> [Set problem] Find each line containing the string "text". Copy it.

++++ Provided records

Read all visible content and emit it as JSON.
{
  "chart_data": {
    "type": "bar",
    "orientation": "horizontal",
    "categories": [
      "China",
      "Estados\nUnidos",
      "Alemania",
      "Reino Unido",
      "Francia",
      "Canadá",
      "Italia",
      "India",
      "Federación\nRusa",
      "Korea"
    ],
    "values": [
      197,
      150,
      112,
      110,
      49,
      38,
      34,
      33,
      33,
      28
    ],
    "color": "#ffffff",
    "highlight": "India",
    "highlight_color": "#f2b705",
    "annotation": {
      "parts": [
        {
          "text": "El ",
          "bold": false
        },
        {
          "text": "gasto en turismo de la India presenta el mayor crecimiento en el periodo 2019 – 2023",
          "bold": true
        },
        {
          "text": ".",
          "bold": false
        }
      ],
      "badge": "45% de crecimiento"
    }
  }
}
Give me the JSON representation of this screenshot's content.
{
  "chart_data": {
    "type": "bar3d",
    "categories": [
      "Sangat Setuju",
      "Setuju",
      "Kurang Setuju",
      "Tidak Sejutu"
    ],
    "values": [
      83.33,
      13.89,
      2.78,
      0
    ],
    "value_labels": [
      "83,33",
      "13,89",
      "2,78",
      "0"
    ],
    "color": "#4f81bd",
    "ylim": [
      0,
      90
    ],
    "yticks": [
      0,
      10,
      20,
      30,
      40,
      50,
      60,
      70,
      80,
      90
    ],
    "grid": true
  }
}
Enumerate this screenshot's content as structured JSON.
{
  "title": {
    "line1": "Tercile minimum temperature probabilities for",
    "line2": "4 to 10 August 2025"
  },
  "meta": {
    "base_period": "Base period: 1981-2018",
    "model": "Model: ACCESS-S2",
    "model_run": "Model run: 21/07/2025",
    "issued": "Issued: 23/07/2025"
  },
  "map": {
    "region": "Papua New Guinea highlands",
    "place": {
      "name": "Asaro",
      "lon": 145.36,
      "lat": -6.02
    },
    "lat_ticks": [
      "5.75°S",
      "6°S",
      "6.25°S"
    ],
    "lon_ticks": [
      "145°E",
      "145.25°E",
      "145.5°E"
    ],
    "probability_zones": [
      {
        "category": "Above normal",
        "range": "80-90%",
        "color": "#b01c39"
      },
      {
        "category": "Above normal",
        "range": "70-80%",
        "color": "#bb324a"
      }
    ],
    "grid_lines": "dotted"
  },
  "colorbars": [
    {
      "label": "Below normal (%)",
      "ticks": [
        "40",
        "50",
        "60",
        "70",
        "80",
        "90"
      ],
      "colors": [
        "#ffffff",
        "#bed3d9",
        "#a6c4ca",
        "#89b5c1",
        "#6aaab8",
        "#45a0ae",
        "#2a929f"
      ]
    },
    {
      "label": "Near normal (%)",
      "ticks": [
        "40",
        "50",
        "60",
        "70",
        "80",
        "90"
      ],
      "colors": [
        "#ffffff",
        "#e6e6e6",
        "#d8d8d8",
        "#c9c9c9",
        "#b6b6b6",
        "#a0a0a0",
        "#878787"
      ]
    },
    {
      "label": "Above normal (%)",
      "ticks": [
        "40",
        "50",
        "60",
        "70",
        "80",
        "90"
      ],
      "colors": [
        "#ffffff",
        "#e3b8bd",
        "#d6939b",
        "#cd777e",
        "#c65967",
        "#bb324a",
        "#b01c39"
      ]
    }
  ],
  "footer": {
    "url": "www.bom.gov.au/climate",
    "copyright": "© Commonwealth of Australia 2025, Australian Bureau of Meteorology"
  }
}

++++++++

> [In response]
          "text": "El ",
          "text": "gasto en turismo de la India presenta el mayor crecimiento en el periodo 2019 – 2023",
          "text": ".",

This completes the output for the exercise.